§ **Task goal**
Each entry below must be repeated word for word.

§ **Recorded information**
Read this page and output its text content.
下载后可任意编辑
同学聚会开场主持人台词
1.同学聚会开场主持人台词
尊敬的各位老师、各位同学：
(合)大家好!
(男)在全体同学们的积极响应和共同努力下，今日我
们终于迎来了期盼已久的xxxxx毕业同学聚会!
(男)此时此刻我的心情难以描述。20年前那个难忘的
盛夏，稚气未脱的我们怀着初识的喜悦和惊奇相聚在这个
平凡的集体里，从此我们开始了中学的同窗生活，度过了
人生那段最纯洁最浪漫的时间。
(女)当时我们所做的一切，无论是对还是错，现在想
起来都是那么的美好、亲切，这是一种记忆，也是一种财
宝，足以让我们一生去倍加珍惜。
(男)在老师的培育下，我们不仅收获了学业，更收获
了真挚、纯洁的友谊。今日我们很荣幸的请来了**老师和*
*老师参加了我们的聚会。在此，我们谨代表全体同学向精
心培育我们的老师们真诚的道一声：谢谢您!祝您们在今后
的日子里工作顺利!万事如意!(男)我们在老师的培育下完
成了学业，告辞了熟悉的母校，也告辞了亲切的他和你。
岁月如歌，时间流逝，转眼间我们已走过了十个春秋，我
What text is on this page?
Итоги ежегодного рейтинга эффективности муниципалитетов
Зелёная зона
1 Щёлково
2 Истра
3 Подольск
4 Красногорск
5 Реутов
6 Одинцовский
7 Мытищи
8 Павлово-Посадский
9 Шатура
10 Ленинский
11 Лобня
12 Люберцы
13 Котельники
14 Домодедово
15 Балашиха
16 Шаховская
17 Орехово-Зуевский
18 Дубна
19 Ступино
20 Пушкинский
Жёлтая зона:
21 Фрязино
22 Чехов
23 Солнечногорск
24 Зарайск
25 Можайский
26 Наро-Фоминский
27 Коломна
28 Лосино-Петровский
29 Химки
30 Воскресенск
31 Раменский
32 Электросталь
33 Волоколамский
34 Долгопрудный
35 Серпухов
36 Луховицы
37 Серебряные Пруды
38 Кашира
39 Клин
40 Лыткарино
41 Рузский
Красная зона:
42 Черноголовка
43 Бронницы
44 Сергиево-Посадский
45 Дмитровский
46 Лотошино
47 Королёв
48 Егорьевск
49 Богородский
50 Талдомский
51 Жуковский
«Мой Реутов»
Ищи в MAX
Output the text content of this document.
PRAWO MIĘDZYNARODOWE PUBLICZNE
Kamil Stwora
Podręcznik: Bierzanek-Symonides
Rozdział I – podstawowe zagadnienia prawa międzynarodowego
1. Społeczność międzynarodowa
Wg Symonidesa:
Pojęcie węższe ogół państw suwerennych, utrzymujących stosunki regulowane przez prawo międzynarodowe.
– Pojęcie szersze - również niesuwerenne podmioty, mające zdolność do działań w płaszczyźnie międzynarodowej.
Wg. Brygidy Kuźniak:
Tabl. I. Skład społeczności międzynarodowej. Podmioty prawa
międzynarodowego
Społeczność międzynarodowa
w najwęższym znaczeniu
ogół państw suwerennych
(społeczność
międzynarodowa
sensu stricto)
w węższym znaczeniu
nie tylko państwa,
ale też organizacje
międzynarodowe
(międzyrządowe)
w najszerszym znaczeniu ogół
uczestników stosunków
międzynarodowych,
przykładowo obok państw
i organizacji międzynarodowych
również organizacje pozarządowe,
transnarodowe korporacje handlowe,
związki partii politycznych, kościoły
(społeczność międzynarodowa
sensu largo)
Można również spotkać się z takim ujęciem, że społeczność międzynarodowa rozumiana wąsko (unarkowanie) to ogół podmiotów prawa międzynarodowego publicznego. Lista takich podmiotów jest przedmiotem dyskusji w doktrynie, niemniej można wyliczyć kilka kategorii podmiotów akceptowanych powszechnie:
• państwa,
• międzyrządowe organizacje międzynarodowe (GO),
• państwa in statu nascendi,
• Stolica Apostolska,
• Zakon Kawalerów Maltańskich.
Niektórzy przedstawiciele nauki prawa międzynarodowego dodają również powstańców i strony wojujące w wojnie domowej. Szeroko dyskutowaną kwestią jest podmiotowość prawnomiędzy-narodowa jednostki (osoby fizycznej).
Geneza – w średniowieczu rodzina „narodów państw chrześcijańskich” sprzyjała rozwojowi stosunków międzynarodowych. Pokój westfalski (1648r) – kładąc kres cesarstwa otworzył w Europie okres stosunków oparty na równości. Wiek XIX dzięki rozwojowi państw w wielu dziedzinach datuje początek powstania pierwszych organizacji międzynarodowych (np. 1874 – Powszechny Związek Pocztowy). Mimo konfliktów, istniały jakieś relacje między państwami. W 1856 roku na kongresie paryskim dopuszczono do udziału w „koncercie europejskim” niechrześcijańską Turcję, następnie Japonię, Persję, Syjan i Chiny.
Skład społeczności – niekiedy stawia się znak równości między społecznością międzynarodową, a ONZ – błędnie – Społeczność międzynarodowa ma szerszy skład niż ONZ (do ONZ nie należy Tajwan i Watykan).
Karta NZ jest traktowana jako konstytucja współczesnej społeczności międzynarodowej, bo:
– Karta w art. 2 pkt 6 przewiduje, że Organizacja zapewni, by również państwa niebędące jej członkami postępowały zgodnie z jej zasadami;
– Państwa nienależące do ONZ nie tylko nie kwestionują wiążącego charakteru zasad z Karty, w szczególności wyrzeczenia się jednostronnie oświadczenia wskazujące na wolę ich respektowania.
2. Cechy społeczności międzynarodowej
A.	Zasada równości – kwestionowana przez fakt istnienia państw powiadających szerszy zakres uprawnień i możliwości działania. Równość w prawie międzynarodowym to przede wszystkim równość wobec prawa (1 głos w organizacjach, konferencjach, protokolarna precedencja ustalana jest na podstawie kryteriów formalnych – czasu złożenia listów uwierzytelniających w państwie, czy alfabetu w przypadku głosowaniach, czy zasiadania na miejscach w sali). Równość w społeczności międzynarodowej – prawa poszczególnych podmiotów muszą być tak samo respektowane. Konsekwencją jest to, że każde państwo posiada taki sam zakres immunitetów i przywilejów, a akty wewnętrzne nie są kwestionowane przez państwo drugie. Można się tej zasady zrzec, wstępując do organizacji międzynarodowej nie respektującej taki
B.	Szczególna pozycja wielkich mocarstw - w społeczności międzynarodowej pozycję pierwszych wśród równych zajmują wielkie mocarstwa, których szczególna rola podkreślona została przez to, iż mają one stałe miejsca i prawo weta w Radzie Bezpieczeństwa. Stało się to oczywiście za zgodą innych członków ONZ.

§ **Task solution**
Read this page and output its text content.
下载后可任意编辑
同学聚会开场主持人台词
1.同学聚会开场主持人台词
尊敬的各位老师、各位同学：
(合)大家好!
(男)在全体同学们的积极响应和共同努力下，今日我
们终于迎来了期盼已久的xxxxx毕业同学聚会!
(男)此时此刻我的心情难以描述。20年前那个难忘的
盛夏，稚气未脱的我们怀着初识的喜悦和惊奇相聚在这个
平凡的集体里，从此我们开始了中学的同窗生活，度过了
人生那段最纯洁最浪漫的时间。
(女)当时我们所做的一切，无论是对还是错，现在想
起来都是那么的美好、亲切，这是一种记忆，也是一种财
宝，足以让我们一生去倍加珍惜。
(男)在老师的培育下，我们不仅收获了学业，更收获
了真挚、纯洁的友谊。今日我们很荣幸的请来了**老师和*
*老师参加了我们的聚会。在此，我们谨代表全体同学向精
心培育我们的老师们真诚的道一声：谢谢您!祝您们在今后
的日子里工作顺利!万事如意!(男)我们在老师的培育下完
成了学业，告辞了熟悉的母校，也告辞了亲切的他和你。
岁月如歌，时间流逝，转眼间我们已走过了十个春秋，我
What text is on this page?
Итоги ежегодного рейтинга эффективности муниципалитетов
Зелёная зона
1 Щёлково
2 Истра
3 Подольск
4 Красногорск
5 Реутов
6 Одинцовский
7 Мытищи
8 Павлово-Посадский
9 Шатура
10 Ленинский
11 Лобня
12 Люберцы
13 Котельники
14 Домодедово
15 Балашиха
16 Шаховская
17 Орехово-Зуевский
18 Дубна
19 Ступино
20 Пушкинский
Жёлтая зона:
21 Фрязино
22 Чехов
23 Солнечногорск
24 Зарайск
25 Можайский
26 Наро-Фоминский
27 Коломна
28 Лосино-Петровский
29 Химки
30 Воскресенск
31 Раменский
32 Электросталь
33 Волоколамский
34 Долгопрудный
35 Серпухов
36 Луховицы
37 Серебряные Пруды
38 Кашира
39 Клин
40 Лыткарино
41 Рузский
Красная зона:
42 Черноголовка
43 Бронницы
44 Сергиево-Посадский
45 Дмитровский
46 Лотошино
47 Королёв
48 Егорьевск
49 Богородский
50 Талдомский
51 Жуковский
«Мой Реутов»
Ищи в MAX
Output the text content of this document.
PRAWO MIĘDZYNARODOWE PUBLICZNE
Kamil Stwora
Podręcznik: Bierzanek-Symonides
Rozdział I – podstawowe zagadnienia prawa międzynarodowego
1. Społeczność międzynarodowa
Wg Symonidesa:
Pojęcie węższe ogół państw suwerennych, utrzymujących stosunki regulowane przez prawo międzynarodowe.
– Pojęcie szersze - również niesuwerenne podmioty, mające zdolność do działań w płaszczyźnie międzynarodowej.
Wg. Brygidy Kuźniak:
Tabl. I. Skład społeczności międzynarodowej. Podmioty prawa
międzynarodowego
Społeczność międzynarodowa
w najwęższym znaczeniu
ogół państw suwerennych
(społeczność
międzynarodowa
sensu stricto)
w węższym znaczeniu
nie tylko państwa,
ale też organizacje
międzynarodowe
(międzyrządowe)
w najszerszym znaczeniu ogół
uczestników stosunków
międzynarodowych,
przykładowo obok państw
i organizacji międzynarodowych
również organizacje pozarządowe,
transnarodowe korporacje handlowe,
związki partii politycznych, kościoły
(społeczność międzynarodowa
sensu largo)
Można również spotkać się z takim ujęciem, że społeczność międzynarodowa rozumiana wąsko (unarkowanie) to ogół podmiotów prawa międzynarodowego publicznego. Lista takich podmiotów jest przedmiotem dyskusji w doktrynie, niemniej można wyliczyć kilka kategorii podmiotów akceptowanych powszechnie:
• państwa,
• międzyrządowe organizacje międzynarodowe (GO),
• państwa in statu nascendi,
• Stolica Apostolska,
• Zakon Kawalerów Maltańskich.
Niektórzy przedstawiciele nauki prawa międzynarodowego dodają również powstańców i strony wojujące w wojnie domowej. Szeroko dyskutowaną kwestią jest podmiotowość prawnomiędzy-narodowa jednostki (osoby fizycznej).
Geneza – w średniowieczu rodzina „narodów państw chrześcijańskich” sprzyjała rozwojowi stosunków międzynarodowych. Pokój westfalski (1648r) – kładąc kres cesarstwa otworzył w Europie okres stosunków oparty na równości. Wiek XIX dzięki rozwojowi państw w wielu dziedzinach datuje początek powstania pierwszych organizacji międzynarodowych (np. 1874 – Powszechny Związek Pocztowy). Mimo konfliktów, istniały jakieś relacje między państwami. W 1856 roku na kongresie paryskim dopuszczono do udziału w „koncercie europejskim” niechrześcijańską Turcję, następnie Japonię, Persję, Syjan i Chiny.
Skład społeczności – niekiedy stawia się znak równości między społecznością międzynarodową, a ONZ – błędnie – Społeczność międzynarodowa ma szerszy skład niż ONZ (do ONZ nie należy Tajwan i Watykan).
Karta NZ jest traktowana jako konstytucja współczesnej społeczności międzynarodowej, bo:
– Karta w art. 2 pkt 6 przewiduje, że Organizacja zapewni, by również państwa niebędące jej członkami postępowały zgodnie z jej zasadami;
– Państwa nienależące do ONZ nie tylko nie kwestionują wiążącego charakteru zasad z Karty, w szczególności wyrzeczenia się jednostronnie oświadczenia wskazujące na wolę ich respektowania.
2. Cechy społeczności międzynarodowej
A.	Zasada równości – kwestionowana przez fakt istnienia państw powiadających szerszy zakres uprawnień i możliwości działania. Równość w prawie międzynarodowym to przede wszystkim równość wobec prawa (1 głos w organizacjach, konferencjach, protokolarna precedencja ustalana jest na podstawie kryteriów formalnych – czasu złożenia listów uwierzytelniających w państwie, czy alfabetu w przypadku głosowaniach, czy zasiadania na miejscach w sali). Równość w społeczności międzynarodowej – prawa poszczególnych podmiotów muszą być tak samo respektowane. Konsekwencją jest to, że każde państwo posiada taki sam zakres immunitetów i przywilejów, a akty wewnętrzne nie są kwestionowane przez państwo drugie. Można się tej zasady zrzec, wstępując do organizacji międzynarodowej nie respektującej taki
B.	Szczególna pozycja wielkich mocarstw - w społeczności międzynarodowej pozycję pierwszych wśród równych zajmują wielkie mocarstwa, których szczególna rola podkreślona została przez to, iż mają one stałe miejsca i prawo weta w Radzie Bezpieczeństwa. Stało się to oczywiście za zgodą innych członków ONZ.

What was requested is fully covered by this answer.